### Exercise aim:
Find every line of the listing below where "data" appears, and copy it.

* begin Records to process *

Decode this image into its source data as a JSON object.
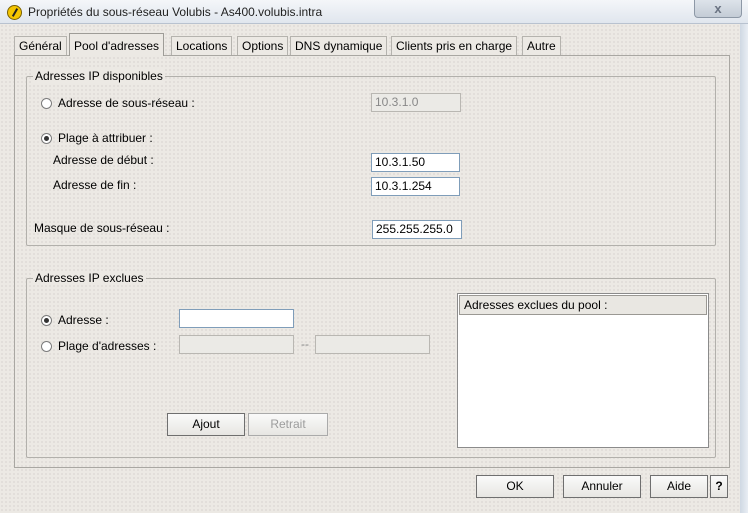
{
  "window": {
    "title": "Propriétés du sous-réseau Volubis - As400.volubis.intra",
    "close_label": "x"
  },
  "tabs": [
    {
      "label": "Général",
      "active": false
    },
    {
      "label": "Pool d'adresses",
      "active": true
    },
    {
      "label": "Locations",
      "active": false
    },
    {
      "label": "Options",
      "active": false
    },
    {
      "label": "DNS dynamique",
      "active": false
    },
    {
      "label": "Clients pris en charge",
      "active": false
    },
    {
      "label": "Autre",
      "active": false
    }
  ],
  "available": {
    "group_title": "Adresses IP disponibles",
    "subnet_address_label": "Adresse de sous-réseau :",
    "subnet_address_value": "10.3.1.0",
    "range_label": "Plage à attribuer :",
    "start_label": "Adresse de début :",
    "start_value": "10.3.1.50",
    "end_label": "Adresse de fin :",
    "end_value": "10.3.1.254",
    "selected": "range"
  },
  "mask": {
    "label": "Masque de sous-réseau :",
    "value": "255.255.255.0"
  },
  "excluded": {
    "group_title": "Adresses IP exclues",
    "address_label": "Adresse :",
    "address_value": "",
    "range_label": "Plage d'adresses :",
    "range_start_value": "",
    "range_end_value": "",
    "range_separator": "--",
    "selected": "address",
    "add_label": "Ajout",
    "remove_label": "Retrait",
    "list_header": "Adresses exclues du pool :",
    "list_items": []
  },
  "footer": {
    "ok_label": "OK",
    "cancel_label": "Annuler",
    "help_label": "Aide",
    "whats_this_label": "?"
  }
}
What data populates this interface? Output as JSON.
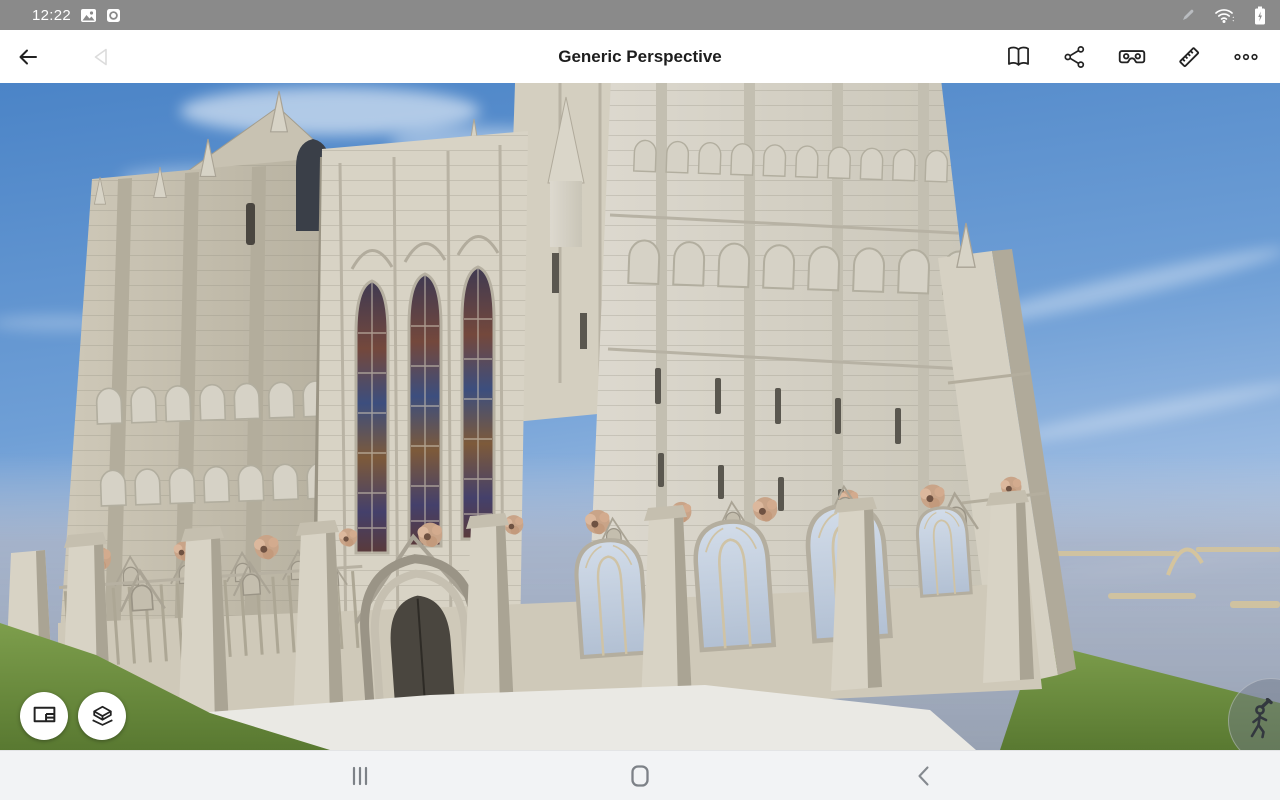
{
  "status_bar": {
    "time": "12:22",
    "left_icons": [
      "image-notification-icon",
      "screen-record-notification-icon"
    ],
    "right_icons": [
      "stylus-icon",
      "wifi-icon",
      "battery-charging-icon"
    ]
  },
  "toolbar": {
    "title": "Generic Perspective",
    "back_icon": "back-arrow-icon",
    "previous_view_icon": "previous-view-icon",
    "action_icons": [
      "gallery-book-icon",
      "share-icon",
      "vr-goggles-icon",
      "measure-ruler-icon",
      "more-options-icon"
    ]
  },
  "viewport": {
    "scene_description": "3D model view of a Gothic cathedral west facade with towers, stained glass lancet windows, pointed portal, rosette carvings, green lawn and hazy blue horizon",
    "colors": {
      "sky_top": "#4b84c7",
      "sky_horizon": "#c8d5e6",
      "haze": "#97a1b2",
      "stone_light": "#ddd9cf",
      "stone_shadow": "#a8a294",
      "grass": "#6b8f3f",
      "stained_glass": "#3c4e7e",
      "pale_glass": "#c3d0e0",
      "rosette": "#c9a488",
      "pavement": "#eae9e4"
    },
    "buttons": {
      "sheets": "sheets-layouts-button",
      "model": "model-3d-button",
      "walk": "walk-mode-button"
    }
  },
  "nav_bar": {
    "icons": [
      "recent-apps-icon",
      "home-icon",
      "back-icon"
    ]
  }
}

* end Records to process *

### Exercise response:
Decode this image into its source data as a JSON object.
What data populates this interface? Output as JSON.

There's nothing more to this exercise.